### Exercise task
Retype all the entries word for word, but omit the pictures.

Data items
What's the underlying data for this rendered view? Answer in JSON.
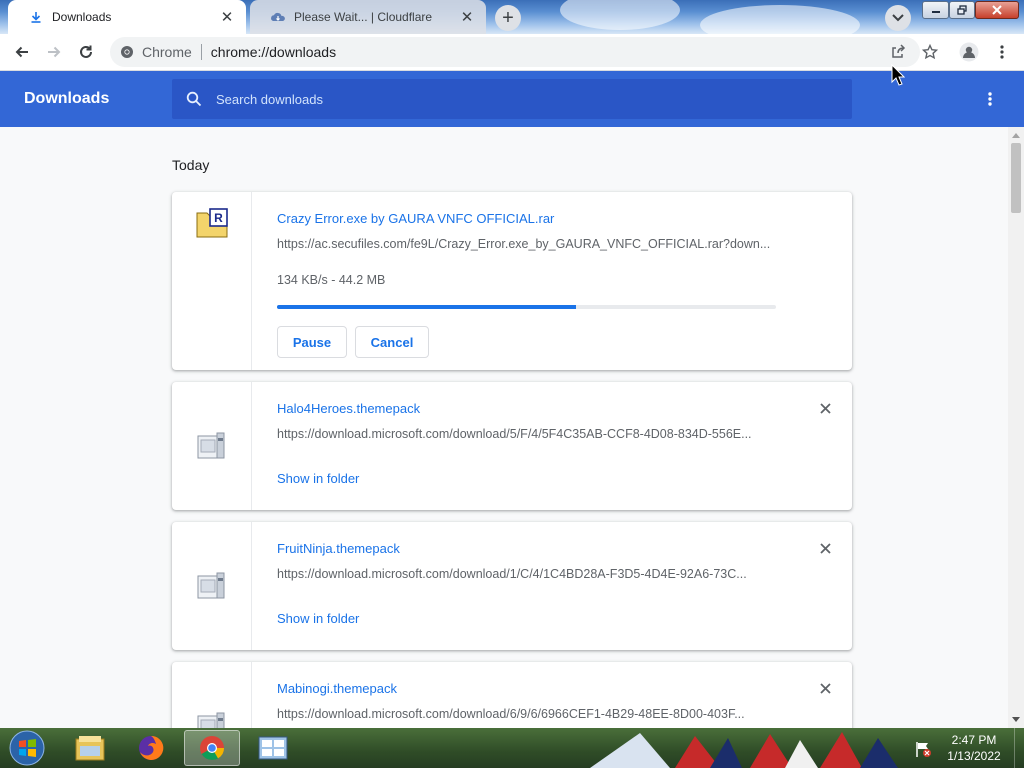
{
  "tabs": [
    {
      "title": "Downloads",
      "icon": "download-icon",
      "active": true
    },
    {
      "title": "Please Wait... | Cloudflare",
      "icon": "cloudflare-icon",
      "active": false
    }
  ],
  "toolbar": {
    "site_chip": "Chrome",
    "url": "chrome://downloads"
  },
  "downloads_header": {
    "title": "Downloads",
    "search_placeholder": "Search downloads"
  },
  "section_label": "Today",
  "downloads": [
    {
      "name": "Crazy Error.exe by GAURA VNFC OFFICIAL.rar",
      "url": "https://ac.secufiles.com/fe9L/Crazy_Error.exe_by_GAURA_VNFC_OFFICIAL.rar?down...",
      "status": "134 KB/s - 44.2 MB",
      "progress": 0.6,
      "pause_label": "Pause",
      "cancel_label": "Cancel"
    },
    {
      "name": "Halo4Heroes.themepack",
      "url": "https://download.microsoft.com/download/5/F/4/5F4C35AB-CCF8-4D08-834D-556E...",
      "action_label": "Show in folder"
    },
    {
      "name": "FruitNinja.themepack",
      "url": "https://download.microsoft.com/download/1/C/4/1C4BD28A-F3D5-4D4E-92A6-73C...",
      "action_label": "Show in folder"
    },
    {
      "name": "Mabinogi.themepack",
      "url": "https://download.microsoft.com/download/6/9/6/6966CEF1-4B29-48EE-8D00-403F..."
    }
  ],
  "taskbar": {
    "time": "2:47 PM",
    "date": "1/13/2022",
    "apps": [
      "explorer-icon",
      "firefox-icon",
      "chrome-icon",
      "control-panel-icon"
    ]
  },
  "colors": {
    "header_blue": "#3367d6",
    "link_blue": "#1a73e8",
    "progress_blue": "#1a73e8"
  }
}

### Exercise answer
What's the underlying data for this rendered view? Answer in JSON.
{
  "tabs": [
    {
      "title": "Downloads",
      "icon": "download-icon",
      "active": true
    },
    {
      "title": "Please Wait... | Cloudflare",
      "icon": "cloudflare-icon",
      "active": false
    }
  ],
  "toolbar": {
    "site_chip": "Chrome",
    "url": "chrome://downloads"
  },
  "downloads_header": {
    "title": "Downloads",
    "search_placeholder": "Search downloads"
  },
  "section_label": "Today",
  "downloads": [
    {
      "name": "Crazy Error.exe by GAURA VNFC OFFICIAL.rar",
      "url": "https://ac.secufiles.com/fe9L/Crazy_Error.exe_by_GAURA_VNFC_OFFICIAL.rar?down...",
      "status": "134 KB/s - 44.2 MB",
      "progress": 0.6,
      "pause_label": "Pause",
      "cancel_label": "Cancel"
    },
    {
      "name": "Halo4Heroes.themepack",
      "url": "https://download.microsoft.com/download/5/F/4/5F4C35AB-CCF8-4D08-834D-556E...",
      "action_label": "Show in folder"
    },
    {
      "name": "FruitNinja.themepack",
      "url": "https://download.microsoft.com/download/1/C/4/1C4BD28A-F3D5-4D4E-92A6-73C...",
      "action_label": "Show in folder"
    },
    {
      "name": "Mabinogi.themepack",
      "url": "https://download.microsoft.com/download/6/9/6/6966CEF1-4B29-48EE-8D00-403F..."
    }
  ],
  "taskbar": {
    "time": "2:47 PM",
    "date": "1/13/2022",
    "apps": [
      "explorer-icon",
      "firefox-icon",
      "chrome-icon",
      "control-panel-icon"
    ]
  },
  "colors": {
    "header_blue": "#3367d6",
    "link_blue": "#1a73e8",
    "progress_blue": "#1a73e8"
  }
}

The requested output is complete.